**EXERCISE AIM:**
Copy out each line that mentions the word "Телефон".

[Records from a dataset]
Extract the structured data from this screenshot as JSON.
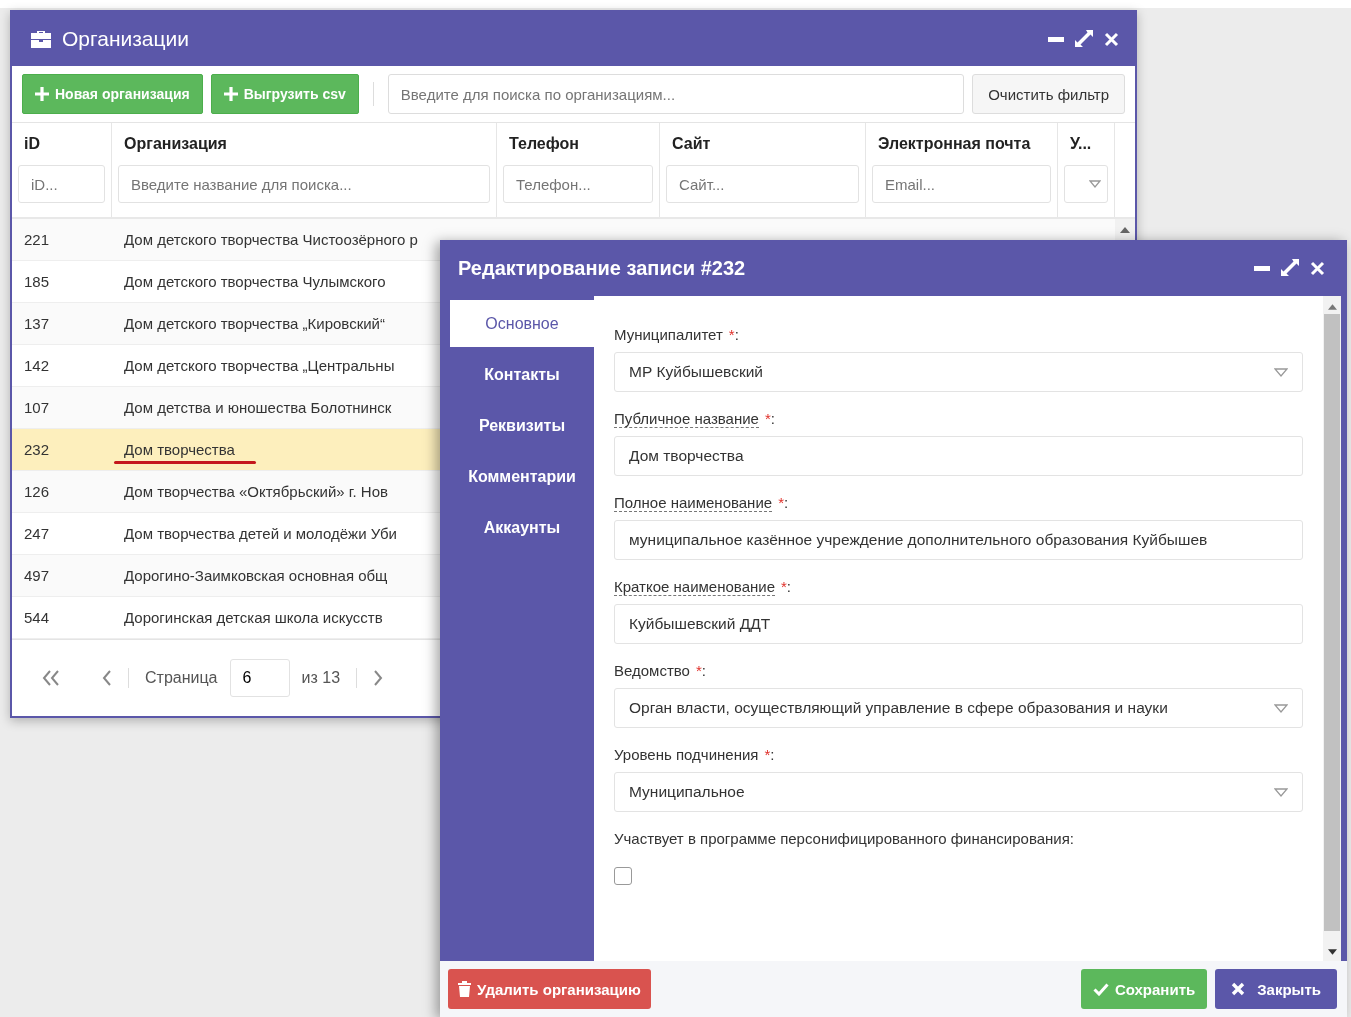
{
  "org_window": {
    "title": "Организации",
    "toolbar": {
      "buttons": [
        "Новая организация",
        "Выгрузить csv"
      ],
      "search": {
        "placeholder": "Введите для поиска по организациям..."
      },
      "clear_button": "Очистить фильтр"
    },
    "table": {
      "columns": [
        {
          "label": "iD",
          "filter": {
            "kind": "text",
            "placeholder": "iD..."
          }
        },
        {
          "label": "Организация",
          "filter": {
            "kind": "text",
            "placeholder": "Введите название для поиска..."
          }
        },
        {
          "label": "Телефон",
          "filter": {
            "kind": "text",
            "placeholder": "Телефон..."
          }
        },
        {
          "label": "Сайт",
          "filter": {
            "kind": "text",
            "placeholder": "Сайт..."
          }
        },
        {
          "label": "Электронная почта",
          "filter": {
            "kind": "text",
            "placeholder": "Email..."
          }
        },
        {
          "label": "У...",
          "filter": {
            "kind": "select"
          }
        }
      ],
      "rows": [
        {
          "id": "221",
          "organization": "Дом детского творчества Чистоозёрного р",
          "selected": false,
          "marked": false
        },
        {
          "id": "185",
          "organization": "Дом детского творчества Чулымского",
          "selected": false,
          "marked": false
        },
        {
          "id": "137",
          "organization": "Дом детского творчества „Кировский“",
          "selected": false,
          "marked": false
        },
        {
          "id": "142",
          "organization": "Дом детского творчества „Центральны",
          "selected": false,
          "marked": false
        },
        {
          "id": "107",
          "organization": "Дом детства и юношества Болотнинск",
          "selected": false,
          "marked": false
        },
        {
          "id": "232",
          "organization": "Дом творчества",
          "selected": true,
          "marked": true
        },
        {
          "id": "126",
          "organization": "Дом творчества «Октябрьский» г. Нов",
          "selected": false,
          "marked": false
        },
        {
          "id": "247",
          "organization": "Дом творчества детей и молодёжи Уби",
          "selected": false,
          "marked": false
        },
        {
          "id": "497",
          "organization": "Дорогино-Заимковская основная общ",
          "selected": false,
          "marked": false
        },
        {
          "id": "544",
          "organization": "Дорогинская детская школа искусств",
          "selected": false,
          "marked": false
        }
      ]
    },
    "pagination": {
      "page_label": "Страница",
      "page": "6",
      "of_label": "из 13"
    }
  },
  "edit_dialog": {
    "title": "Редактирование записи #232",
    "tabs": [
      {
        "label": "Основное",
        "selected": true
      },
      {
        "label": "Контакты",
        "selected": false
      },
      {
        "label": "Реквизиты",
        "selected": false
      },
      {
        "label": "Комментарии",
        "selected": false
      },
      {
        "label": "Аккаунты",
        "selected": false
      }
    ],
    "fields": [
      {
        "kind": "select",
        "label": "Муниципалитет",
        "hint": false,
        "required_mark": "*",
        "colon": ":",
        "value": "МР Куйбышевский"
      },
      {
        "kind": "text",
        "label": "Публичное название",
        "hint": true,
        "required_mark": "*",
        "colon": ":",
        "value": "Дом творчества"
      },
      {
        "kind": "text",
        "label": "Полное наименование",
        "hint": true,
        "required_mark": "*",
        "colon": ":",
        "value": "муниципальное казённое учреждение дополнительного образования Куйбышев"
      },
      {
        "kind": "text",
        "label": "Краткое наименование",
        "hint": true,
        "required_mark": "*",
        "colon": ":",
        "value": "Куйбышевский ДДТ"
      },
      {
        "kind": "select",
        "label": "Ведомство",
        "hint": false,
        "required_mark": "*",
        "colon": ":",
        "value": "Орган власти, осуществляющий управление в сфере образования и науки"
      },
      {
        "kind": "select",
        "label": "Уровень подчинения",
        "hint": false,
        "required_mark": "*",
        "colon": ":",
        "value": "Муниципальное"
      }
    ],
    "checkbox": {
      "label": "Участвует в программе персонифицированного финансирования:",
      "checked": false
    },
    "delete_button": "Удалить организацию",
    "save_button": "Сохранить",
    "close_button": "Закрыть"
  }
}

**THE RESPONSE:**
          "label": "Телефон",
            "placeholder": "Телефон..."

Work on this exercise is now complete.